Instructions to follow: Locate the string "usual" throughout the material and copy every line in which it occurs.

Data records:

— begin —

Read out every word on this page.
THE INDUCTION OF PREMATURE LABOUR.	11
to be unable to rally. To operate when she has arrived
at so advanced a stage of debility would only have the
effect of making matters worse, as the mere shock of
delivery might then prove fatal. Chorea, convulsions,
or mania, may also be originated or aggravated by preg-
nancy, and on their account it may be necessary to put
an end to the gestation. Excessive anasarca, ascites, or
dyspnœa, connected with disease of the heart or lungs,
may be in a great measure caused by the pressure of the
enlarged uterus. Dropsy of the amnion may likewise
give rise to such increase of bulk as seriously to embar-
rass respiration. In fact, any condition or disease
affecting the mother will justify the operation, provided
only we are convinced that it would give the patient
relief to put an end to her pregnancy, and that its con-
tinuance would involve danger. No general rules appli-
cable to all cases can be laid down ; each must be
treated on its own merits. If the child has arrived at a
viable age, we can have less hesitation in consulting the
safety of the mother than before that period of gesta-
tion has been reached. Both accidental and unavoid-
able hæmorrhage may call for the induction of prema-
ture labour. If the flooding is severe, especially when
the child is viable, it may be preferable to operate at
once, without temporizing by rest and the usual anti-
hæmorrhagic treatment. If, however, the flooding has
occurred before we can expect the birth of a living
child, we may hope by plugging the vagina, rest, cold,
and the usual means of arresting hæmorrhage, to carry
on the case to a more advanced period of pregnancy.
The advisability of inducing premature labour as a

— end —

Correct response:
once, without temporizing by rest and the usual anti-
and the usual means of arresting hæmorrhage, to carry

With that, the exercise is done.